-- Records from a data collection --
━━━━━━━━━━━━━━━━

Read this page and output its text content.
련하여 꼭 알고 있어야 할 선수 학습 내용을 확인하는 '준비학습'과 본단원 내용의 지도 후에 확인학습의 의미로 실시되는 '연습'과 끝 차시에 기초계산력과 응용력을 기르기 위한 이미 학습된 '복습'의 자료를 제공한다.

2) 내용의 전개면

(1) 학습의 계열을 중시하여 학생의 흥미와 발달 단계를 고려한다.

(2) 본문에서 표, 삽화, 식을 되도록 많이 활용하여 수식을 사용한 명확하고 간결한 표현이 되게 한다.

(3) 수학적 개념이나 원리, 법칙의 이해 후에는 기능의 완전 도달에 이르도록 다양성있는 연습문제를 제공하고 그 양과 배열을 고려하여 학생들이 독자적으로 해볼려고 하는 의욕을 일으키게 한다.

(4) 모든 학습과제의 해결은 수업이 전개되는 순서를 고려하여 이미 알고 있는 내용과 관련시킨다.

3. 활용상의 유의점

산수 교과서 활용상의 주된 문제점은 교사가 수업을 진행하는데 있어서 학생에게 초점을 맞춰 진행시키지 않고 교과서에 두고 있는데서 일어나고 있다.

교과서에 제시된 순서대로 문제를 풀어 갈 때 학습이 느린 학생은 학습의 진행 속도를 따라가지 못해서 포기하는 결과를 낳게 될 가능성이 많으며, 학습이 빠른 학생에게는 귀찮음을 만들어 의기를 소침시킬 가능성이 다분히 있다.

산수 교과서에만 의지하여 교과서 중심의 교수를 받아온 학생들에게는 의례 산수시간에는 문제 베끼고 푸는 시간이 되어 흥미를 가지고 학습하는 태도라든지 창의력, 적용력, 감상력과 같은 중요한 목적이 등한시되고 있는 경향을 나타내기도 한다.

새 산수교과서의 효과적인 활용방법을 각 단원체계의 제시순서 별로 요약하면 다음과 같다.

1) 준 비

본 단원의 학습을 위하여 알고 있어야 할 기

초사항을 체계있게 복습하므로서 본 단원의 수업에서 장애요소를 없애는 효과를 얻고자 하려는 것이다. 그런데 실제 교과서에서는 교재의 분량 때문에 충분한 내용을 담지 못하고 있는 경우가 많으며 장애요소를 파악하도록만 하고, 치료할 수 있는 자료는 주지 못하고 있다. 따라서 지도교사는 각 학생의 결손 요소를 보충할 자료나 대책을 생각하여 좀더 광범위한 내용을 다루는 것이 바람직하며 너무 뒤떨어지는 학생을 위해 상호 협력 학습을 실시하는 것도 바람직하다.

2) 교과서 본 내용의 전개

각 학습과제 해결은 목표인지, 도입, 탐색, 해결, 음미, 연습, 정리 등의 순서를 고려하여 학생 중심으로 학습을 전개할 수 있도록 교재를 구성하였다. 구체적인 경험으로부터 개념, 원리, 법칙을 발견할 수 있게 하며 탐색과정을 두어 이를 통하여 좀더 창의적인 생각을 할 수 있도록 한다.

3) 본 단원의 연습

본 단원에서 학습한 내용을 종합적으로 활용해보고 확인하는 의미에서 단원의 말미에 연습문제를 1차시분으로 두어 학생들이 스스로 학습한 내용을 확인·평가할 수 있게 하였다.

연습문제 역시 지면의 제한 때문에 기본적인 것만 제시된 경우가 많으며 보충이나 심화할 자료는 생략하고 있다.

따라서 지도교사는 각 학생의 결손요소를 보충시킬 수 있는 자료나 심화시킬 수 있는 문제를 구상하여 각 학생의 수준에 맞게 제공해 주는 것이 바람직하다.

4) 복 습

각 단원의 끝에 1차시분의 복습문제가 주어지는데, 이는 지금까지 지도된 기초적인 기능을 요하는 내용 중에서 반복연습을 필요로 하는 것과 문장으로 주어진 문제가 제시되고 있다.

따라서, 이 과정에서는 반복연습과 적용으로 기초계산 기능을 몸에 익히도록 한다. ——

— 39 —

━━━━━━━━━━━━━━━━

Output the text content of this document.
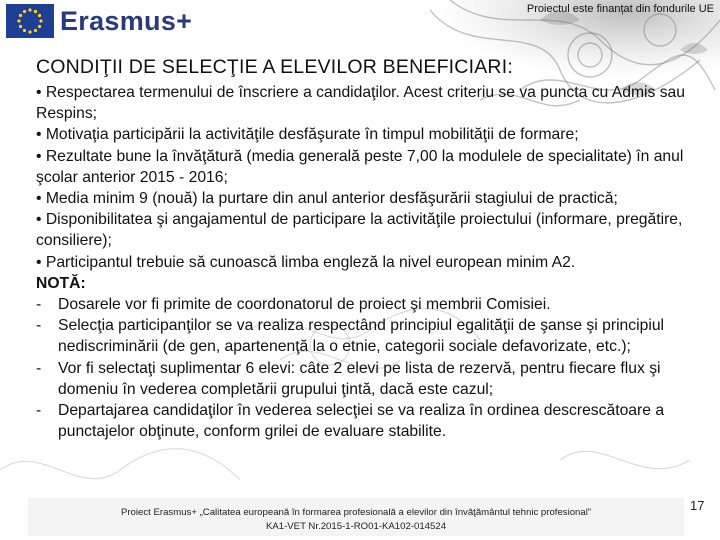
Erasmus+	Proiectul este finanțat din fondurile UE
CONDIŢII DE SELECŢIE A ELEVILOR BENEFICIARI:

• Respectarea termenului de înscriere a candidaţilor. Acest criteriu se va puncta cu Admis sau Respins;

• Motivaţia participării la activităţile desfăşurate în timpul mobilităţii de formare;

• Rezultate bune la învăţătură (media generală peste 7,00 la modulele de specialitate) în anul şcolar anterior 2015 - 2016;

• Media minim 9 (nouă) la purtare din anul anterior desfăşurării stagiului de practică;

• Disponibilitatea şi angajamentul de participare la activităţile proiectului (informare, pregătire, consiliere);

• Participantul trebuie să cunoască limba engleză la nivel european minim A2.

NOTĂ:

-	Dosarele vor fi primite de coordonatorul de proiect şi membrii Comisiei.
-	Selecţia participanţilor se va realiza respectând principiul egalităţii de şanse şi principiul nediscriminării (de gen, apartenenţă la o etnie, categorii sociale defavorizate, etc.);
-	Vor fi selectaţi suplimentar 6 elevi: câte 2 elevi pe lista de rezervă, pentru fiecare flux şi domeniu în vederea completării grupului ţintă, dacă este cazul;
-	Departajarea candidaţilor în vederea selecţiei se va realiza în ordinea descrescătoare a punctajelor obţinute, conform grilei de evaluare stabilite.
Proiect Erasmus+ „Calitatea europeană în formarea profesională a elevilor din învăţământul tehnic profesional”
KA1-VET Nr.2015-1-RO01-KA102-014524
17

━━━━━━━━━━━━━━━━

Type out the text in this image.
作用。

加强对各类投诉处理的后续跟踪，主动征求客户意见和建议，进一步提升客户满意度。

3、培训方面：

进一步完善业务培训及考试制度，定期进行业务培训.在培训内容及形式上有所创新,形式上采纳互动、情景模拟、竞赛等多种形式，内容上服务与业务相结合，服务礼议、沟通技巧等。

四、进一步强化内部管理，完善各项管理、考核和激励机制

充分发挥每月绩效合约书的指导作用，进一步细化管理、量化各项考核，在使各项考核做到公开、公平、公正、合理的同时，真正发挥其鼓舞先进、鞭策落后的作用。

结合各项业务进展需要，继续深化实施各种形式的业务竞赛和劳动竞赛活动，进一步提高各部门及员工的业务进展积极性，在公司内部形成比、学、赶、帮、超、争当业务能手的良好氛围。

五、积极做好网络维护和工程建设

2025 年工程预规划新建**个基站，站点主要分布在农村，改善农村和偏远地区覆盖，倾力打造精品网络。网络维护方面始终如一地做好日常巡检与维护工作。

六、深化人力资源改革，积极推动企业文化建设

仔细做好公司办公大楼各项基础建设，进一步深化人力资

━━━━━━━━━━━━━━━━

Pick out all the lines with the word "확인하는" in them and copy them.

련하여 꼭 알고 있어야 할 선수 학습 내용을 확인하는 '준비학습'과 본단원 내용의 지도 후에 확인학습의 의미로 실시되는 '연습'과 끝 차시에 기초계산력과 응용력을 기르기 위한 이미 학습된 '복습'의 자료를 제공한다.
본 단원에서 학습한 내용을 종합적으로 활용해보고 확인하는 의미에서 단원의 말미에 연습문제를 1차시분으로 두어 학생들이 스스로 학습한 내용을 확인·평가할 수 있게 하였다.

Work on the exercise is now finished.